> **Data for this task**:
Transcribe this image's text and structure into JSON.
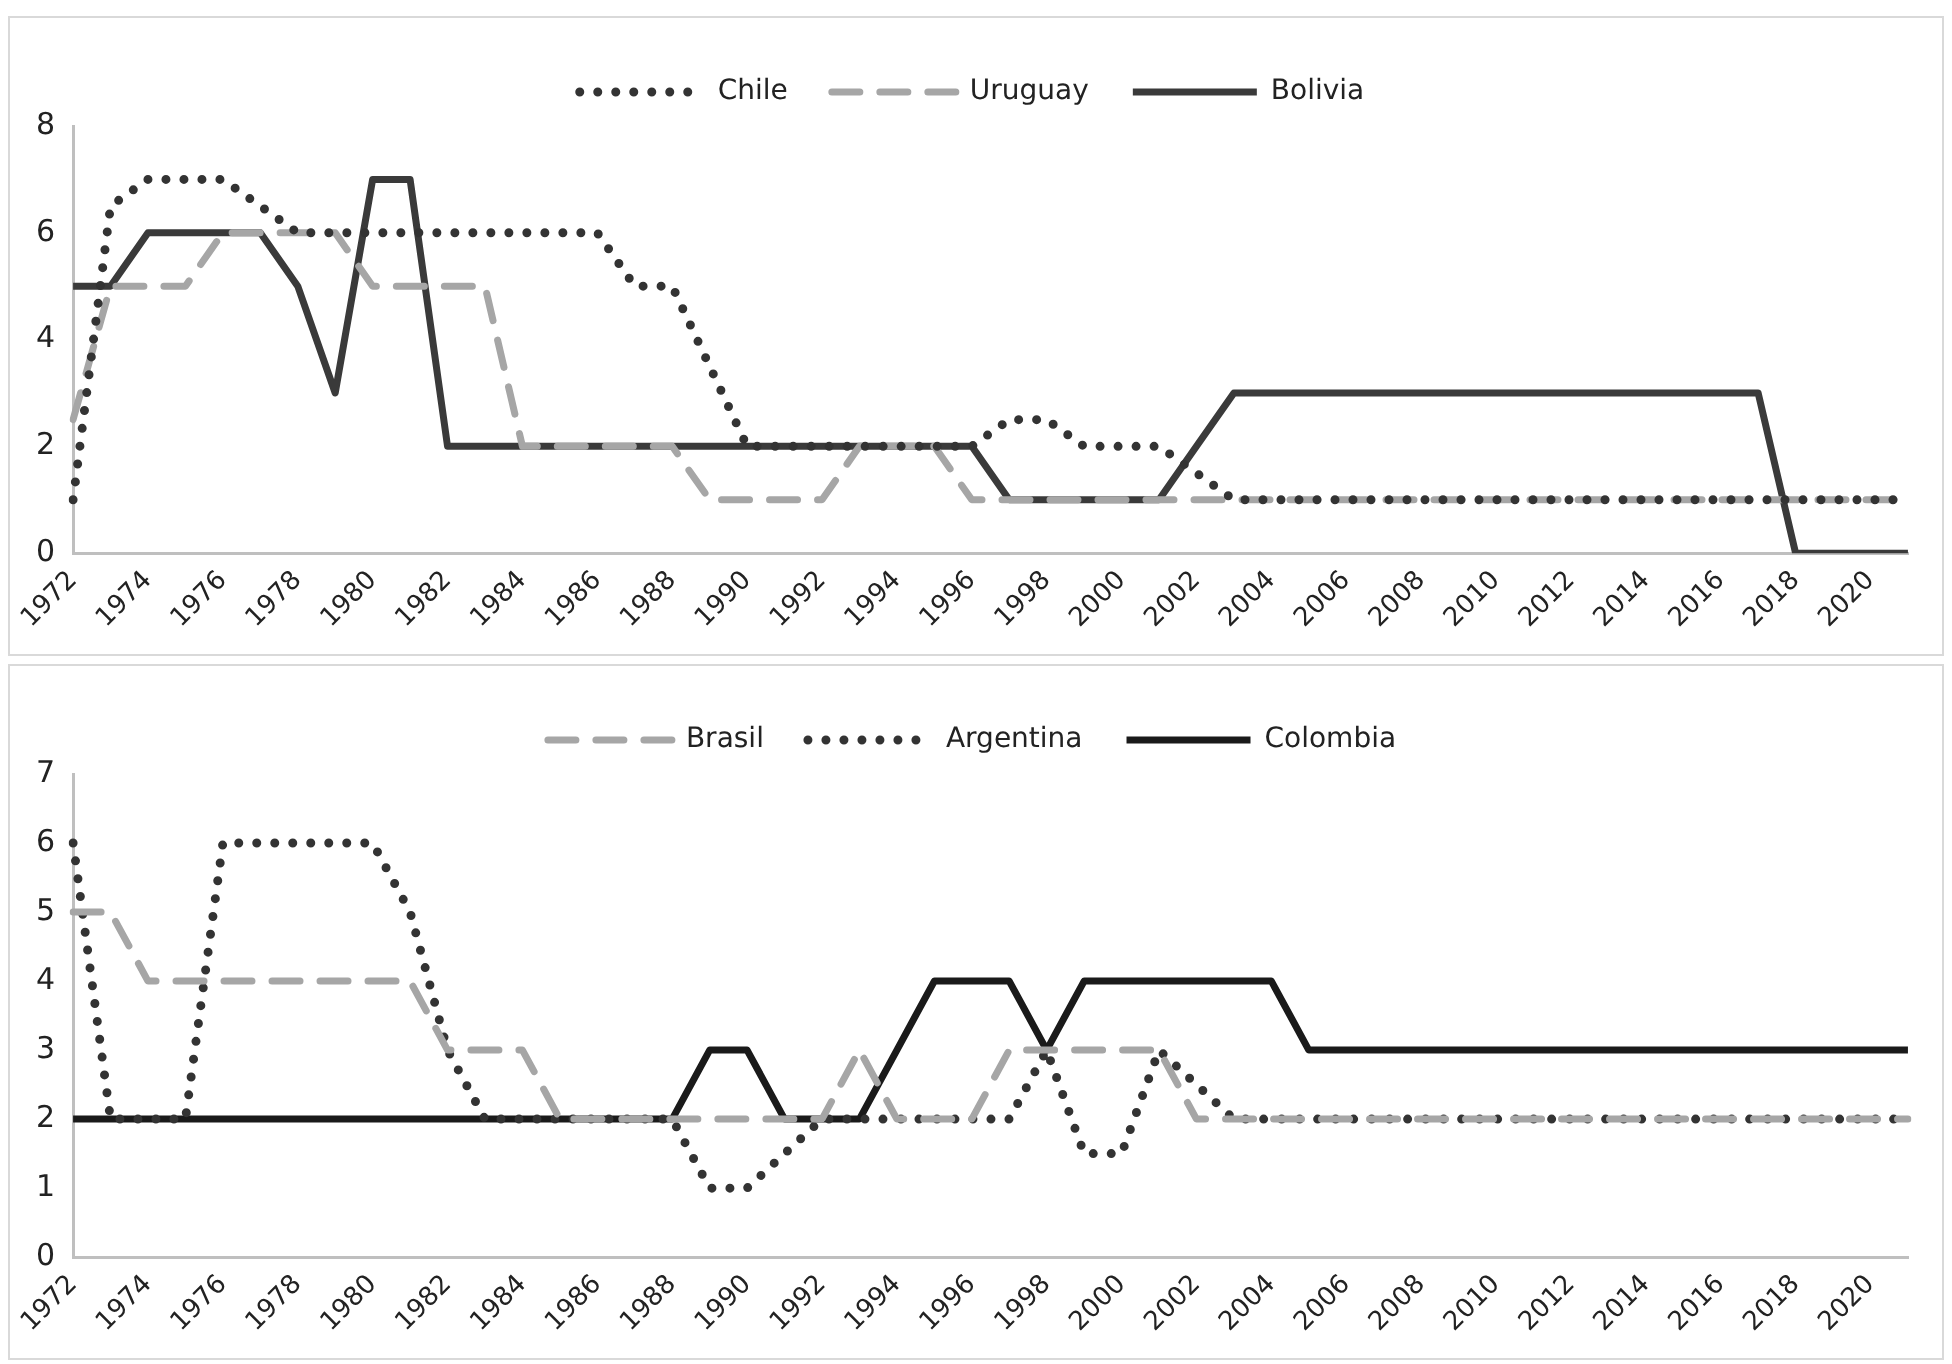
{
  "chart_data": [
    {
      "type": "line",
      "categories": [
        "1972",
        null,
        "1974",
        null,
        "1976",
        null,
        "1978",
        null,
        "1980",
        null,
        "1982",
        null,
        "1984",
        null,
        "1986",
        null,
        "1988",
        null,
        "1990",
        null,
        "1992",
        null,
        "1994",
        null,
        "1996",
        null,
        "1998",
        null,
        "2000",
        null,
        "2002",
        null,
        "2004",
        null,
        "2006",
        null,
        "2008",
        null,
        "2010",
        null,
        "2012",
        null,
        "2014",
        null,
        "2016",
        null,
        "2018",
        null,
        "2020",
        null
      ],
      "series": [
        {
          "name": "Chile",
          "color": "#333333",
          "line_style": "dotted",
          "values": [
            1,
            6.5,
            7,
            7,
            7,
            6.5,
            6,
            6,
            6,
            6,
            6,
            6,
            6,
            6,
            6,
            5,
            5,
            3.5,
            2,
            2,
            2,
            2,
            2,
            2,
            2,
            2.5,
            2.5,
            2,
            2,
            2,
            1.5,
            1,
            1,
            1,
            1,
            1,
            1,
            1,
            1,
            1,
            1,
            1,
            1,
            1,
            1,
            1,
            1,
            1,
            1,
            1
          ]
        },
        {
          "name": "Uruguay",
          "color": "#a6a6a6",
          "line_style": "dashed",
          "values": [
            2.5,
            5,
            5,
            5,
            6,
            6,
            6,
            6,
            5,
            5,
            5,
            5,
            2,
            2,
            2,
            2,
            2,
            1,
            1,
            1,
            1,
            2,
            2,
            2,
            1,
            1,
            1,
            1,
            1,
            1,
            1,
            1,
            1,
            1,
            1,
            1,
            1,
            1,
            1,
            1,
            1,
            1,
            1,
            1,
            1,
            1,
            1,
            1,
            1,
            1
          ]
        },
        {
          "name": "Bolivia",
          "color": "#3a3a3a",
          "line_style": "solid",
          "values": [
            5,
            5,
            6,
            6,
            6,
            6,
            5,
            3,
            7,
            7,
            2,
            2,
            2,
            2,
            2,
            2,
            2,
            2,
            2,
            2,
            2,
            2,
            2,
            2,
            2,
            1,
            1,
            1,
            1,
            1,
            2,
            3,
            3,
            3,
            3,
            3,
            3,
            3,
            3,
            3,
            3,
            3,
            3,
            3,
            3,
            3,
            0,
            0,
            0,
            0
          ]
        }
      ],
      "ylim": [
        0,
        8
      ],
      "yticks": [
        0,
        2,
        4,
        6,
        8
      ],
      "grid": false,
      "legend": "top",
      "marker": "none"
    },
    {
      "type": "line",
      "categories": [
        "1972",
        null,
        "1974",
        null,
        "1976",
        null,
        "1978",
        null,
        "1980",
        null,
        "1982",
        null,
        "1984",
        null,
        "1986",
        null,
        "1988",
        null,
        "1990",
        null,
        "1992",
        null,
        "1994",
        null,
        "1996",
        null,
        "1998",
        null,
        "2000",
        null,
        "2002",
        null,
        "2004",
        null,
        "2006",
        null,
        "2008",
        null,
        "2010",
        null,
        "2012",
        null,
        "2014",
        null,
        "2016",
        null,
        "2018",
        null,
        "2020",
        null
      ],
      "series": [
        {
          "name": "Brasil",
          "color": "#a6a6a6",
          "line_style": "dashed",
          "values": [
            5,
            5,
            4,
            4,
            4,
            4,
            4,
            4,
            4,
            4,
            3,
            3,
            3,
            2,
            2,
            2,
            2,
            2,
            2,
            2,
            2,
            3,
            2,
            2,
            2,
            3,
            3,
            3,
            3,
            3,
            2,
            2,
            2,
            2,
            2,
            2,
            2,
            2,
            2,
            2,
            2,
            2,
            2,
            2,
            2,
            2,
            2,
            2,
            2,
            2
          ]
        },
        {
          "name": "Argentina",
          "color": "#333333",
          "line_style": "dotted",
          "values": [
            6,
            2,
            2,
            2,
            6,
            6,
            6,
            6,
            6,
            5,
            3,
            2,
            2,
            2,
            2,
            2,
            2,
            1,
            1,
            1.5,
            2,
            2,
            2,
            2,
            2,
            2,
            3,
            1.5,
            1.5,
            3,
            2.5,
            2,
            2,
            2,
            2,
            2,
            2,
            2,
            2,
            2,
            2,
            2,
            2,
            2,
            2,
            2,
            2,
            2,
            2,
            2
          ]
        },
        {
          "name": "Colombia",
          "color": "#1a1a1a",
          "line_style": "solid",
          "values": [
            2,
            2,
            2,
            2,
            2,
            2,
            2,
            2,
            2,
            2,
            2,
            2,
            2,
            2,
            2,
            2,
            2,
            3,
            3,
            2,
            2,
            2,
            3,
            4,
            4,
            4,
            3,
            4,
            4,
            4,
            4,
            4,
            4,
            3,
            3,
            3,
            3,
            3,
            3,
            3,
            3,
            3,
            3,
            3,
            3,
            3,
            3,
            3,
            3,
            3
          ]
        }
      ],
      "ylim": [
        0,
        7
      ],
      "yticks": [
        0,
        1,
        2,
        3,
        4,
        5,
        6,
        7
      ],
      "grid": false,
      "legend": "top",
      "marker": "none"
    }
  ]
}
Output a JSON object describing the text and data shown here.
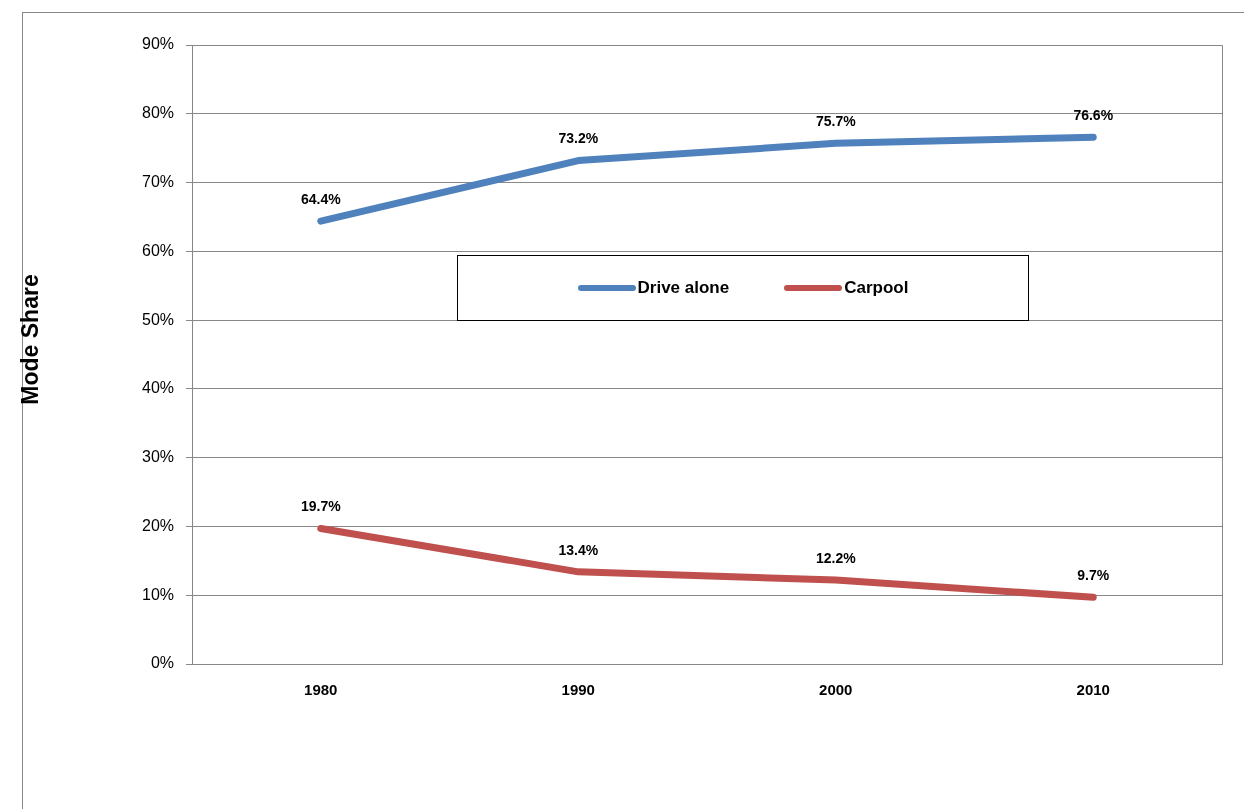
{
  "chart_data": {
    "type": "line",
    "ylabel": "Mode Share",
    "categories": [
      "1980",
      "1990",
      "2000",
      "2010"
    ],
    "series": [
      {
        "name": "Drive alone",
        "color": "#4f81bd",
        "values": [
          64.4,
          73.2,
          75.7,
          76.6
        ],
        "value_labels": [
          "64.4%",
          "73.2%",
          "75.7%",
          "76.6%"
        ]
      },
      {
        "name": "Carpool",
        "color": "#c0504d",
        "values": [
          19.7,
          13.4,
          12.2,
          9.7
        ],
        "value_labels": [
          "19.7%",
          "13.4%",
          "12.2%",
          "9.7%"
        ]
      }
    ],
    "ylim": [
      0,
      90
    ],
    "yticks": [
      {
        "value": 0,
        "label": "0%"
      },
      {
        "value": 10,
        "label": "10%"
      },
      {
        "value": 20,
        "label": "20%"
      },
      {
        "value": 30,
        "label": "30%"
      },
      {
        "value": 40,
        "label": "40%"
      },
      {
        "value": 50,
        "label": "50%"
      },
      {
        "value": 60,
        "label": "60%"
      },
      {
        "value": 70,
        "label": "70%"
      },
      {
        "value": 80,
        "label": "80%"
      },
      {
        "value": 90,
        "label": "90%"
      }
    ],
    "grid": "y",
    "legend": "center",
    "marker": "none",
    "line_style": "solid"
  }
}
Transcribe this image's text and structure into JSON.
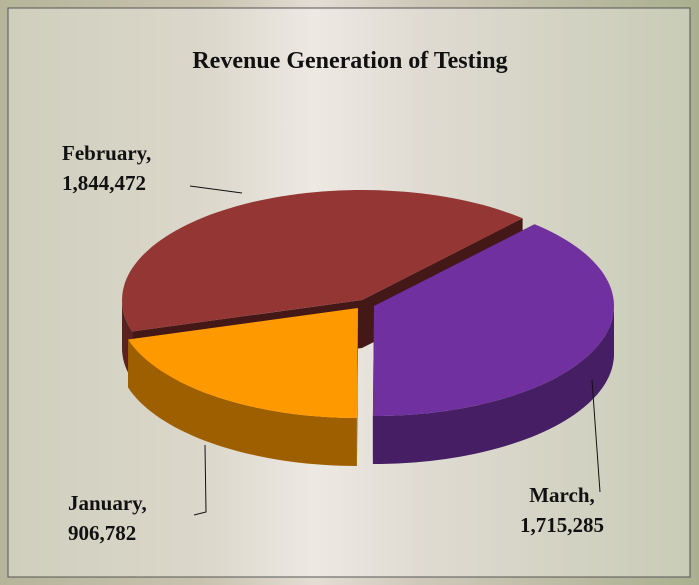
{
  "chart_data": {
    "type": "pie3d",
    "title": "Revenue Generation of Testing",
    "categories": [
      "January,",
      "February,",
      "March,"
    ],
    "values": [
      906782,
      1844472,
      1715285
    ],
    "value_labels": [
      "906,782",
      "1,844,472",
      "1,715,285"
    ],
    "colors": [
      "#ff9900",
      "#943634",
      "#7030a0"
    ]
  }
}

> **What to work on**: Copy the records above exactly, leaving out every picture.

> **Answer to the problem**:
Transcribe this image's text and structure into JSON.
{
  "chart_data": [
    {
      "type": "line",
      "categories": [
        "1972",
        null,
        "1974",
        null,
        "1976",
        null,
        "1978",
        null,
        "1980",
        null,
        "1982",
        null,
        "1984",
        null,
        "1986",
        null,
        "1988",
        null,
        "1990",
        null,
        "1992",
        null,
        "1994",
        null,
        "1996",
        null,
        "1998",
        null,
        "2000",
        null,
        "2002",
        null,
        "2004",
        null,
        "2006",
        null,
        "2008",
        null,
        "2010",
        null,
        "2012",
        null,
        "2014",
        null,
        "2016",
        null,
        "2018",
        null,
        "2020",
        null
      ],
      "series": [
        {
          "name": "Chile",
          "color": "#333333",
          "line_style": "dotted",
          "values": [
            1,
            6.5,
            7,
            7,
            7,
            6.5,
            6,
            6,
            6,
            6,
            6,
            6,
            6,
            6,
            6,
            5,
            5,
            3.5,
            2,
            2,
            2,
            2,
            2,
            2,
            2,
            2.5,
            2.5,
            2,
            2,
            2,
            1.5,
            1,
            1,
            1,
            1,
            1,
            1,
            1,
            1,
            1,
            1,
            1,
            1,
            1,
            1,
            1,
            1,
            1,
            1,
            1
          ]
        },
        {
          "name": "Uruguay",
          "color": "#a6a6a6",
          "line_style": "dashed",
          "values": [
            2.5,
            5,
            5,
            5,
            6,
            6,
            6,
            6,
            5,
            5,
            5,
            5,
            2,
            2,
            2,
            2,
            2,
            1,
            1,
            1,
            1,
            2,
            2,
            2,
            1,
            1,
            1,
            1,
            1,
            1,
            1,
            1,
            1,
            1,
            1,
            1,
            1,
            1,
            1,
            1,
            1,
            1,
            1,
            1,
            1,
            1,
            1,
            1,
            1,
            1
          ]
        },
        {
          "name": "Bolivia",
          "color": "#3a3a3a",
          "line_style": "solid",
          "values": [
            5,
            5,
            6,
            6,
            6,
            6,
            5,
            3,
            7,
            7,
            2,
            2,
            2,
            2,
            2,
            2,
            2,
            2,
            2,
            2,
            2,
            2,
            2,
            2,
            2,
            1,
            1,
            1,
            1,
            1,
            2,
            3,
            3,
            3,
            3,
            3,
            3,
            3,
            3,
            3,
            3,
            3,
            3,
            3,
            3,
            3,
            0,
            0,
            0,
            0
          ]
        }
      ],
      "ylim": [
        0,
        8
      ],
      "yticks": [
        0,
        2,
        4,
        6,
        8
      ],
      "grid": false,
      "legend": "top",
      "marker": "none"
    },
    {
      "type": "line",
      "categories": [
        "1972",
        null,
        "1974",
        null,
        "1976",
        null,
        "1978",
        null,
        "1980",
        null,
        "1982",
        null,
        "1984",
        null,
        "1986",
        null,
        "1988",
        null,
        "1990",
        null,
        "1992",
        null,
        "1994",
        null,
        "1996",
        null,
        "1998",
        null,
        "2000",
        null,
        "2002",
        null,
        "2004",
        null,
        "2006",
        null,
        "2008",
        null,
        "2010",
        null,
        "2012",
        null,
        "2014",
        null,
        "2016",
        null,
        "2018",
        null,
        "2020",
        null
      ],
      "series": [
        {
          "name": "Brasil",
          "color": "#a6a6a6",
          "line_style": "dashed",
          "values": [
            5,
            5,
            4,
            4,
            4,
            4,
            4,
            4,
            4,
            4,
            3,
            3,
            3,
            2,
            2,
            2,
            2,
            2,
            2,
            2,
            2,
            3,
            2,
            2,
            2,
            3,
            3,
            3,
            3,
            3,
            2,
            2,
            2,
            2,
            2,
            2,
            2,
            2,
            2,
            2,
            2,
            2,
            2,
            2,
            2,
            2,
            2,
            2,
            2,
            2
          ]
        },
        {
          "name": "Argentina",
          "color": "#333333",
          "line_style": "dotted",
          "values": [
            6,
            2,
            2,
            2,
            6,
            6,
            6,
            6,
            6,
            5,
            3,
            2,
            2,
            2,
            2,
            2,
            2,
            1,
            1,
            1.5,
            2,
            2,
            2,
            2,
            2,
            2,
            3,
            1.5,
            1.5,
            3,
            2.5,
            2,
            2,
            2,
            2,
            2,
            2,
            2,
            2,
            2,
            2,
            2,
            2,
            2,
            2,
            2,
            2,
            2,
            2,
            2
          ]
        },
        {
          "name": "Colombia",
          "color": "#1a1a1a",
          "line_style": "solid",
          "values": [
            2,
            2,
            2,
            2,
            2,
            2,
            2,
            2,
            2,
            2,
            2,
            2,
            2,
            2,
            2,
            2,
            2,
            3,
            3,
            2,
            2,
            2,
            3,
            4,
            4,
            4,
            3,
            4,
            4,
            4,
            4,
            4,
            4,
            3,
            3,
            3,
            3,
            3,
            3,
            3,
            3,
            3,
            3,
            3,
            3,
            3,
            3,
            3,
            3,
            3
          ]
        }
      ],
      "ylim": [
        0,
        7
      ],
      "yticks": [
        0,
        1,
        2,
        3,
        4,
        5,
        6,
        7
      ],
      "grid": false,
      "legend": "top",
      "marker": "none"
    }
  ]
}
Output a JSON object describing the text and data shown here.
{
  "chart_data": {
    "type": "line",
    "ylabel": "Mode Share",
    "categories": [
      "1980",
      "1990",
      "2000",
      "2010"
    ],
    "series": [
      {
        "name": "Drive alone",
        "color": "#4f81bd",
        "values": [
          64.4,
          73.2,
          75.7,
          76.6
        ],
        "value_labels": [
          "64.4%",
          "73.2%",
          "75.7%",
          "76.6%"
        ]
      },
      {
        "name": "Carpool",
        "color": "#c0504d",
        "values": [
          19.7,
          13.4,
          12.2,
          9.7
        ],
        "value_labels": [
          "19.7%",
          "13.4%",
          "12.2%",
          "9.7%"
        ]
      }
    ],
    "ylim": [
      0,
      90
    ],
    "yticks": [
      {
        "value": 0,
        "label": "0%"
      },
      {
        "value": 10,
        "label": "10%"
      },
      {
        "value": 20,
        "label": "20%"
      },
      {
        "value": 30,
        "label": "30%"
      },
      {
        "value": 40,
        "label": "40%"
      },
      {
        "value": 50,
        "label": "50%"
      },
      {
        "value": 60,
        "label": "60%"
      },
      {
        "value": 70,
        "label": "70%"
      },
      {
        "value": 80,
        "label": "80%"
      },
      {
        "value": 90,
        "label": "90%"
      }
    ],
    "grid": "y",
    "legend": "center",
    "marker": "none",
    "line_style": "solid"
  }
}
Transcribe this image's text and structure into JSON.
{
  "chart_data": {
    "type": "pie3d",
    "title": "Revenue Generation of Testing",
    "categories": [
      "January,",
      "February,",
      "March,"
    ],
    "values": [
      906782,
      1844472,
      1715285
    ],
    "value_labels": [
      "906,782",
      "1,844,472",
      "1,715,285"
    ],
    "colors": [
      "#ff9900",
      "#943634",
      "#7030a0"
    ]
  }
}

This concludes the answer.